### REQUIRED TASK:
Please write out the complete listing that follows, exactly as it reads.

::: RECORDS SUPPLIED

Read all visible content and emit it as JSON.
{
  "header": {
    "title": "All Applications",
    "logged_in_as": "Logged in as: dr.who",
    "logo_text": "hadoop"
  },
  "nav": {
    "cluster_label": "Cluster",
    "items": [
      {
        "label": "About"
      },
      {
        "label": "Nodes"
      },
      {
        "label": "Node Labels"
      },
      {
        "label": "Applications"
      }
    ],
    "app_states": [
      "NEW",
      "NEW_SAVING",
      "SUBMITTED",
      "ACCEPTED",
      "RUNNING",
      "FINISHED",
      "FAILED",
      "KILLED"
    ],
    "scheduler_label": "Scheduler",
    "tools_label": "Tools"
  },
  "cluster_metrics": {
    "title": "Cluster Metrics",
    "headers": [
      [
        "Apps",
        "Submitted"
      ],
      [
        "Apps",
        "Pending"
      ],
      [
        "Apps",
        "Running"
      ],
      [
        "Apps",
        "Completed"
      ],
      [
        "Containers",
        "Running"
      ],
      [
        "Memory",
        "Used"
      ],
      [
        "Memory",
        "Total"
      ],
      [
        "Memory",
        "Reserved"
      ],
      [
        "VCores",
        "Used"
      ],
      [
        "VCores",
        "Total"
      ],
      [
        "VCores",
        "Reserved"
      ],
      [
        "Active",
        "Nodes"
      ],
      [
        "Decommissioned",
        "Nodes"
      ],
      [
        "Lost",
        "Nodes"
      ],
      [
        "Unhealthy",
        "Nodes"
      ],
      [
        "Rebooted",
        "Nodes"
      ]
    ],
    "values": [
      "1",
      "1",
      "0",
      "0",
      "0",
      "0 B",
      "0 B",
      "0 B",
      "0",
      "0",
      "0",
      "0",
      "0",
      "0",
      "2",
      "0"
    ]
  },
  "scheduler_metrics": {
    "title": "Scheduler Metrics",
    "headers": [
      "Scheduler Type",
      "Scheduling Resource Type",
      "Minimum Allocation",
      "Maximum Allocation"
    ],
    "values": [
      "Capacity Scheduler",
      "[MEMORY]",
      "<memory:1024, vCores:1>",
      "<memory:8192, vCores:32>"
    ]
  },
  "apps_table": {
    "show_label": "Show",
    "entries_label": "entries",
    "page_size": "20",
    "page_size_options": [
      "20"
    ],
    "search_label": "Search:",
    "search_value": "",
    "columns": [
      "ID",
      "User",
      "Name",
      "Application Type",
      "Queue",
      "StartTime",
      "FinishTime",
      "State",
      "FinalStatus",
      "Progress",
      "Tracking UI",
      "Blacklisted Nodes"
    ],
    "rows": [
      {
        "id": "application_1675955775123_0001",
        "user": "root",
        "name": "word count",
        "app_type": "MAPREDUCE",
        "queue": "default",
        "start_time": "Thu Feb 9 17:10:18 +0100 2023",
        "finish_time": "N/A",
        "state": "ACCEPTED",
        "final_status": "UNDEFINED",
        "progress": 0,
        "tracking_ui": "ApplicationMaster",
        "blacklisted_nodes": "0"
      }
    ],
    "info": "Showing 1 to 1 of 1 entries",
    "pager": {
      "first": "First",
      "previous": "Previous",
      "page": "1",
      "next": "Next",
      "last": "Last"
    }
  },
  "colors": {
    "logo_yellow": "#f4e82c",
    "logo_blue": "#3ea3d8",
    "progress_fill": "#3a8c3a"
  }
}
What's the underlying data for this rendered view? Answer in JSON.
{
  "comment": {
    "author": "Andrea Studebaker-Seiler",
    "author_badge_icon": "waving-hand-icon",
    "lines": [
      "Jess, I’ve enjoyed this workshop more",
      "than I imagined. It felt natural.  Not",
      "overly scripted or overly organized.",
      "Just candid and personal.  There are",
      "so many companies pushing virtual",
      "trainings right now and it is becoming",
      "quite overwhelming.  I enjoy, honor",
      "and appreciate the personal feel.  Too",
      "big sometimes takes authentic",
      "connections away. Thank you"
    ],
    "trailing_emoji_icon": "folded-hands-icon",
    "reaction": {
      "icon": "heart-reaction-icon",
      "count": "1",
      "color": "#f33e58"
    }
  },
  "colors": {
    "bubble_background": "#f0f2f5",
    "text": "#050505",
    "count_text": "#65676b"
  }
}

::::::

### ANSWER TO THIS TASK:
Read all visible content and emit it as JSON.
{
  "header": {
    "title": "All Applications",
    "logged_in_as": "Logged in as: dr.who",
    "logo_text": "hadoop"
  },
  "nav": {
    "cluster_label": "Cluster",
    "items": [
      {
        "label": "About"
      },
      {
        "label": "Nodes"
      },
      {
        "label": "Node Labels"
      },
      {
        "label": "Applications"
      }
    ],
    "app_states": [
      "NEW",
      "NEW_SAVING",
      "SUBMITTED",
      "ACCEPTED",
      "RUNNING",
      "FINISHED",
      "FAILED",
      "KILLED"
    ],
    "scheduler_label": "Scheduler",
    "tools_label": "Tools"
  },
  "cluster_metrics": {
    "title": "Cluster Metrics",
    "headers": [
      [
        "Apps",
        "Submitted"
      ],
      [
        "Apps",
        "Pending"
      ],
      [
        "Apps",
        "Running"
      ],
      [
        "Apps",
        "Completed"
      ],
      [
        "Containers",
        "Running"
      ],
      [
        "Memory",
        "Used"
      ],
      [
        "Memory",
        "Total"
      ],
      [
        "Memory",
        "Reserved"
      ],
      [
        "VCores",
        "Used"
      ],
      [
        "VCores",
        "Total"
      ],
      [
        "VCores",
        "Reserved"
      ],
      [
        "Active",
        "Nodes"
      ],
      [
        "Decommissioned",
        "Nodes"
      ],
      [
        "Lost",
        "Nodes"
      ],
      [
        "Unhealthy",
        "Nodes"
      ],
      [
        "Rebooted",
        "Nodes"
      ]
    ],
    "values": [
      "1",
      "1",
      "0",
      "0",
      "0",
      "0 B",
      "0 B",
      "0 B",
      "0",
      "0",
      "0",
      "0",
      "0",
      "0",
      "2",
      "0"
    ]
  },
  "scheduler_metrics": {
    "title": "Scheduler Metrics",
    "headers": [
      "Scheduler Type",
      "Scheduling Resource Type",
      "Minimum Allocation",
      "Maximum Allocation"
    ],
    "values": [
      "Capacity Scheduler",
      "[MEMORY]",
      "<memory:1024, vCores:1>",
      "<memory:8192, vCores:32>"
    ]
  },
  "apps_table": {
    "show_label": "Show",
    "entries_label": "entries",
    "page_size": "20",
    "page_size_options": [
      "20"
    ],
    "search_label": "Search:",
    "search_value": "",
    "columns": [
      "ID",
      "User",
      "Name",
      "Application Type",
      "Queue",
      "StartTime",
      "FinishTime",
      "State",
      "FinalStatus",
      "Progress",
      "Tracking UI",
      "Blacklisted Nodes"
    ],
    "rows": [
      {
        "id": "application_1675955775123_0001",
        "user": "root",
        "name": "word count",
        "app_type": "MAPREDUCE",
        "queue": "default",
        "start_time": "Thu Feb 9 17:10:18 +0100 2023",
        "finish_time": "N/A",
        "state": "ACCEPTED",
        "final_status": "UNDEFINED",
        "progress": 0,
        "tracking_ui": "ApplicationMaster",
        "blacklisted_nodes": "0"
      }
    ],
    "info": "Showing 1 to 1 of 1 entries",
    "pager": {
      "first": "First",
      "previous": "Previous",
      "page": "1",
      "next": "Next",
      "last": "Last"
    }
  },
  "colors": {
    "logo_yellow": "#f4e82c",
    "logo_blue": "#3ea3d8",
    "progress_fill": "#3a8c3a"
  }
}
What's the underlying data for this rendered view? Answer in JSON.
{
  "comment": {
    "author": "Andrea Studebaker-Seiler",
    "author_badge_icon": "waving-hand-icon",
    "lines": [
      "Jess, I’ve enjoyed this workshop more",
      "than I imagined. It felt natural.  Not",
      "overly scripted or overly organized.",
      "Just candid and personal.  There are",
      "so many companies pushing virtual",
      "trainings right now and it is becoming",
      "quite overwhelming.  I enjoy, honor",
      "and appreciate the personal feel.  Too",
      "big sometimes takes authentic",
      "connections away. Thank you"
    ],
    "trailing_emoji_icon": "folded-hands-icon",
    "reaction": {
      "icon": "heart-reaction-icon",
      "count": "1",
      "color": "#f33e58"
    }
  },
  "colors": {
    "bubble_background": "#f0f2f5",
    "text": "#050505",
    "count_text": "#65676b"
  }
}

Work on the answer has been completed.